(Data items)

□ □ □ □ □

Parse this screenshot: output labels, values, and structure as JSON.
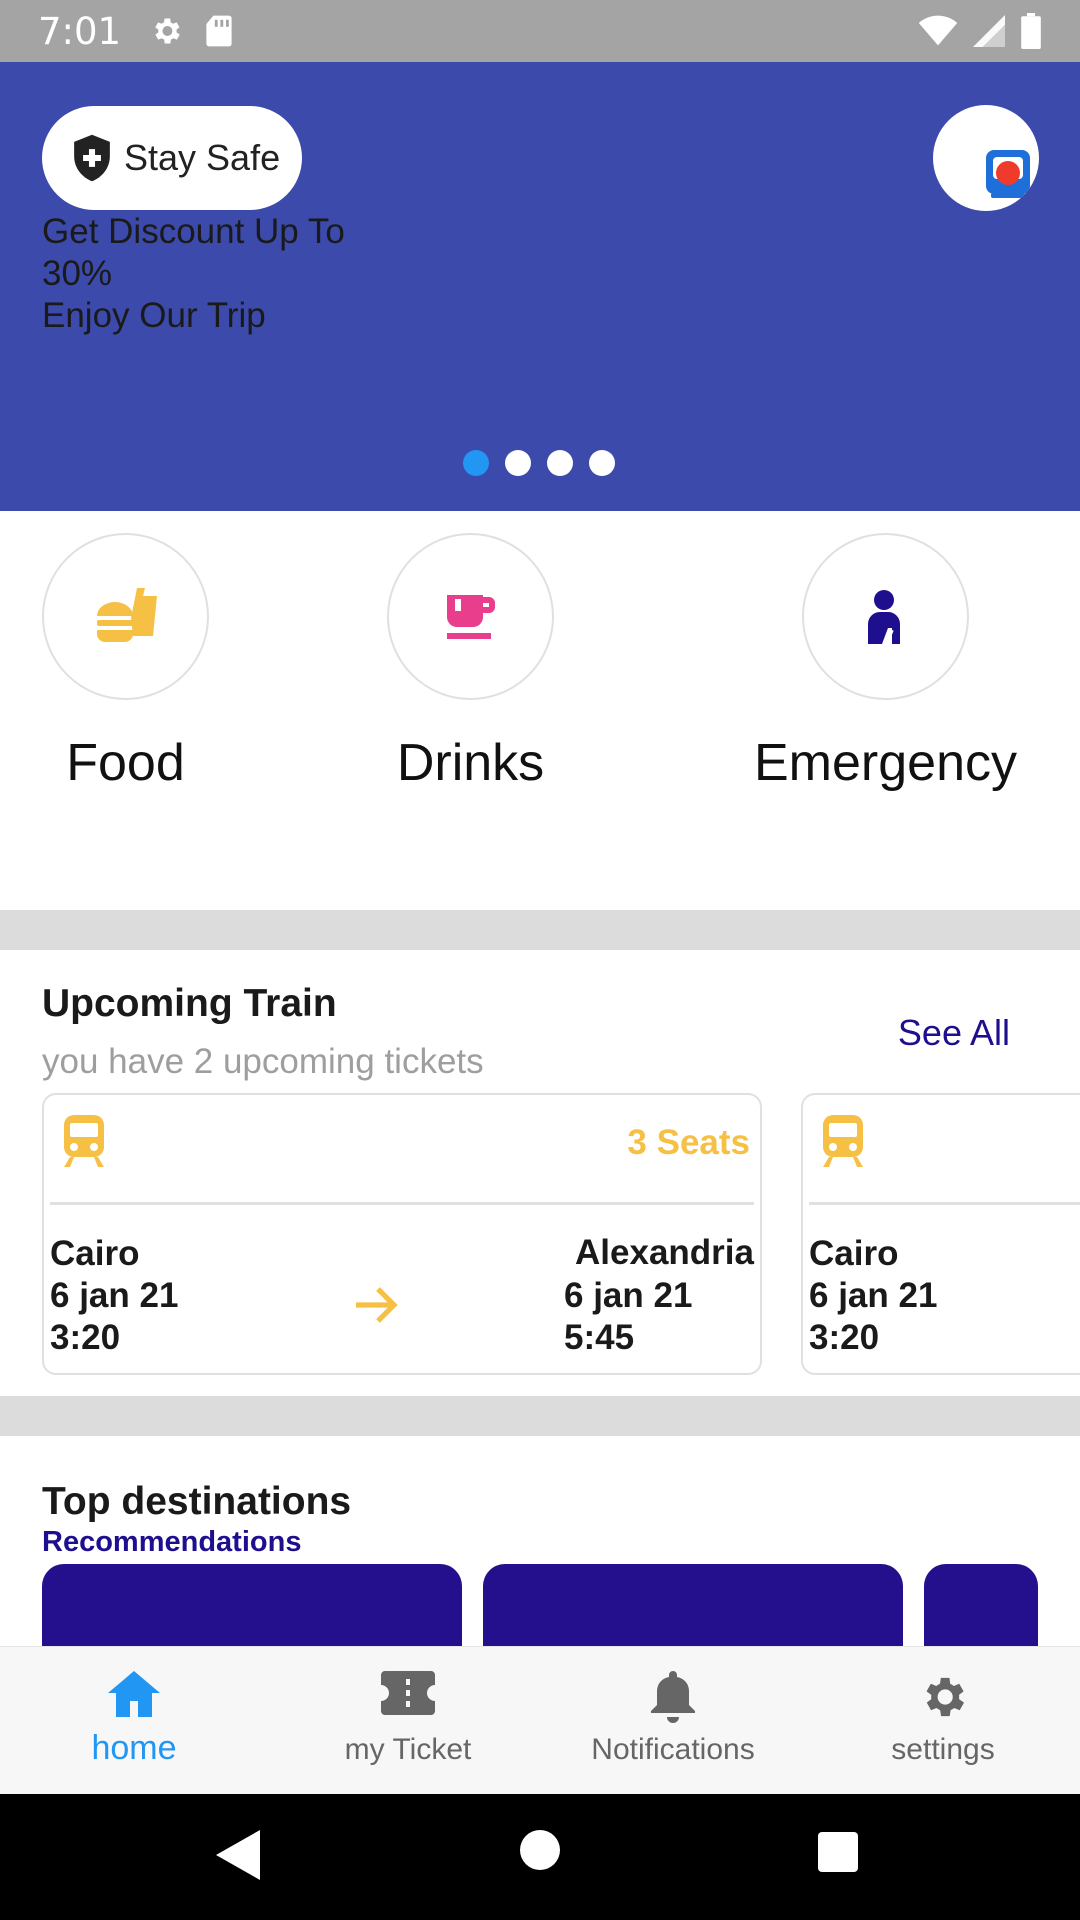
{
  "status_bar": {
    "time": "7:01",
    "icons": [
      "settings-icon",
      "sd-card-icon",
      "wifi-icon",
      "signal-icon",
      "battery-icon"
    ]
  },
  "hero": {
    "stay_safe_label": "Stay Safe",
    "promo_line1": "Get Discount Up To",
    "promo_line2": "30%",
    "promo_line3": "Enjoy Our Trip",
    "slides_total": 4,
    "active_slide": 1,
    "background_color": "#3c4aab"
  },
  "categories": [
    {
      "label": "Food",
      "icon": "food-icon",
      "color": "#f6c044"
    },
    {
      "label": "Drinks",
      "icon": "coffee-cup-icon",
      "color": "#e83e8c"
    },
    {
      "label": "Emergency",
      "icon": "emergency-person-icon",
      "color": "#1e0f8f"
    }
  ],
  "upcoming": {
    "title": "Upcoming Train",
    "subtitle": "you have 2 upcoming tickets",
    "see_all": "See All",
    "tickets": [
      {
        "seats": "3 Seats",
        "from_city": "Cairo",
        "from_date": "6 jan 21",
        "from_time": "3:20",
        "to_city": "Alexandria",
        "to_date": "6 jan 21",
        "to_time": "5:45"
      },
      {
        "seats": "",
        "from_city": "Cairo",
        "from_date": "6 jan 21",
        "from_time": "3:20"
      }
    ]
  },
  "destinations": {
    "title": "Top destinations",
    "subtitle": "Recommendations",
    "card_color": "#240f8c"
  },
  "bottom_nav": {
    "items": [
      {
        "label": "home",
        "icon": "home-icon",
        "active": true
      },
      {
        "label": "my Ticket",
        "icon": "ticket-icon",
        "active": false
      },
      {
        "label": "Notifications",
        "icon": "bell-icon",
        "active": false
      },
      {
        "label": "settings",
        "icon": "gear-icon",
        "active": false
      }
    ],
    "active_color": "#2196f3"
  }
}
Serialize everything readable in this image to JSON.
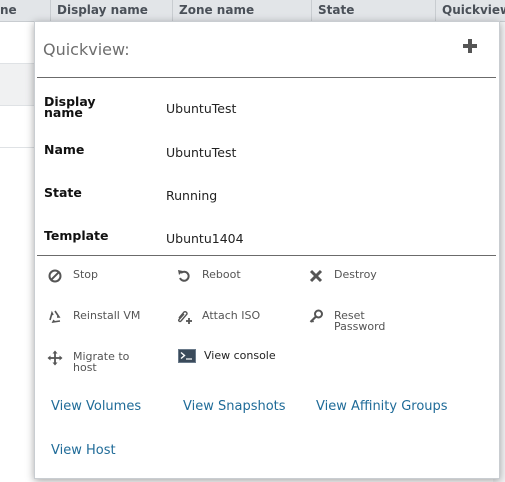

□ □ □ □ □

# Problem to solve
Among the lines of the listing, how many hold the string "this"? Respond with only the number.

# Output of the exercise
2